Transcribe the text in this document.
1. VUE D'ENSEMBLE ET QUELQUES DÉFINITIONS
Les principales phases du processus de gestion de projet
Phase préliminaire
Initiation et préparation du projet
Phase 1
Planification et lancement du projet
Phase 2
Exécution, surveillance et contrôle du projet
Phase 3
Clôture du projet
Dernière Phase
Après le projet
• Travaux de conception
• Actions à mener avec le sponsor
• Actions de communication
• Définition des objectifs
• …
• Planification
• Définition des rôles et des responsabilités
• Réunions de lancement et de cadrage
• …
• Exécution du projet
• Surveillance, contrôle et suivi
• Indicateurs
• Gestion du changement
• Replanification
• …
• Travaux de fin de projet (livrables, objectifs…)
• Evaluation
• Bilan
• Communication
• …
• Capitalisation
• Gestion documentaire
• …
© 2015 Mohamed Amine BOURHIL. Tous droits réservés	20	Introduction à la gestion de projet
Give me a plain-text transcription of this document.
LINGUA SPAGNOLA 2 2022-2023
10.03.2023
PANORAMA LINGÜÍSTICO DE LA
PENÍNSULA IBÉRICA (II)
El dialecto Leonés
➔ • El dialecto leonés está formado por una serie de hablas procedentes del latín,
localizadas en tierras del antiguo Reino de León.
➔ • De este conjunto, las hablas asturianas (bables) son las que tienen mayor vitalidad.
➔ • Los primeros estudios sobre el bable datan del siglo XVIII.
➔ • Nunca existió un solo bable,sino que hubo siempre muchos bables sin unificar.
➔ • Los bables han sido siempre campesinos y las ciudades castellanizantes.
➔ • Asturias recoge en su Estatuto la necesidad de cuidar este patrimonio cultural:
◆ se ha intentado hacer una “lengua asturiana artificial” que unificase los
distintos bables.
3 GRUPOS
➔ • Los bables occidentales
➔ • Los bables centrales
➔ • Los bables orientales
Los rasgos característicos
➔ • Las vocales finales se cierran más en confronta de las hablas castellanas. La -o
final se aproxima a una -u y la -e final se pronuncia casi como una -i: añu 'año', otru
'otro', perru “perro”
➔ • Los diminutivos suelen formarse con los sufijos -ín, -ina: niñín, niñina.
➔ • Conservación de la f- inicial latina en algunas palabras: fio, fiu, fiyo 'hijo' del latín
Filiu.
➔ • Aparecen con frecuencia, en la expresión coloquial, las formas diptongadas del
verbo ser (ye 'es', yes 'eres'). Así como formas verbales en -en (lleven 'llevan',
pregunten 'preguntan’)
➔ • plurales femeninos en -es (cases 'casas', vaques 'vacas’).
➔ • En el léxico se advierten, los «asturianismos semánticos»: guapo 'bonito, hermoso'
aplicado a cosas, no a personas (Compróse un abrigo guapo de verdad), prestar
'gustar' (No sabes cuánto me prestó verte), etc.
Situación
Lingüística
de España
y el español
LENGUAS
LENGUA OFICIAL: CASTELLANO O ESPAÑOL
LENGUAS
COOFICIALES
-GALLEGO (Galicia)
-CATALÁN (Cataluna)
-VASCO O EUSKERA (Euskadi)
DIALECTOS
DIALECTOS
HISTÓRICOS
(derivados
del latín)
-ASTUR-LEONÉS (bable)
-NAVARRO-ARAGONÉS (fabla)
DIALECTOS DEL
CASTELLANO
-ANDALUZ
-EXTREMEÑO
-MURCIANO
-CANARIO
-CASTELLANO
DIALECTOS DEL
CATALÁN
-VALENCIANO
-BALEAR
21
* * * * * * * * *
- [TASK]
Pick out the lines above that hold the string "objectifs" and show them.

- [FULL RESPONSE]
• Définition des objectifs
• Travaux de fin de projet (livrables, objectifs…)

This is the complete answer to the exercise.